■ Text shown:
## begin

It's nothing to worry about. When a signature is created, the following
will happen (simplified):
1. The data to be signed is hashed.
2. The hash is padded.
3. The padded hash is "enrypted" with the private key.
I'm not quite sure what padding scheme is used with DSA, but some
paddings (e.g. block type 2 padding in PKCS#1) uses random bytes for
padding which makes the signature content different each time it's
generated from the same data.
You should however worry about the data that you are signing. According
to your example program, as I interpret it, you are passing in a hash
(your 'digest' parameter) to the signature object, which means that
your hash, and not your data, is hashed and signed. Remember that the
Java Signature class will perform hashing and signing in the same
single operation thus the algorithm name "SHA1withDSA". You should pass
in the data to be signed to the Signature object, not its pre-generated
hash.
Regards,
Tommy Grändefors
www.pheox.com
> It's nothing to worry about. When a signature is created, the following
> will happen (simplified):
[quoted text clipped - 6 lines]
> padding which makes the signature content different each time it's
> generated from the same data.
DSA doesn't using padding per se. The signature is two 160-bit
integers r and s, where
r=((g**k) mod p) mod q
s=(x*r+h)*(k**-1) mod q
(See pages 8 and 9 of the defining document I cited in the other post.)
x is the private key.
h is the 160-bit hash value.
g, p and q are parameters whose value is the same for all signatures
using a particular x.

## end

■ Records provided:
## begin

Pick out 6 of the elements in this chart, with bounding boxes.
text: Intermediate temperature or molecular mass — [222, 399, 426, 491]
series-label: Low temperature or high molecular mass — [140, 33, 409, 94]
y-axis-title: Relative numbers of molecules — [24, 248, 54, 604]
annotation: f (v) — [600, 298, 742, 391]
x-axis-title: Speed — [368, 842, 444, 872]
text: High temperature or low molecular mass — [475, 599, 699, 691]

## end

Extend the DSA signature discussion, picking up after its final sentence. The items come from a separate source and are unrelated to the DSA signature discussion.

Each signature requires a different value of k, which must be kept
secret and not predictable by adversaries. (Someone who learns the value
of k used for a signature can find the private key x, as
x=(s*k-h)*(r**-1) mod q). To keep k unpredictable, the signer generates
a fresh value of k at random for each signature. The value of k
influences r and s strongly, which is why no two signatures are the
same, even for the same signed message.
> You should however worry about the data that you are signing. According
> to your example program, as I interpret it, you are passing in a hash
[quoted text clipped - 4 lines]
> in the data to be signed to the Signature object, not its pre-generated
> hash.
That's OK, however the OP can use his method as long as the verifier
uses the hash in the same manner, if the OP doesn't want to let the
verifier see the actual message.
--Mike Amling
Tommy Grändefors - 20 Oct 2005 19:42 GMT
That's not ok because the content has not been signed, only the
content's hash value. A verifier can claim that a document was not
signed since the signature does not match the document's content.
If the content that was signed is not available, but only its hash,
then I suggest to decrypt the signature with the signer's public key
and then extract the hash from the decrypted 'DigestInfo' DER-encoded
structure, and finally compare the hash values for equality.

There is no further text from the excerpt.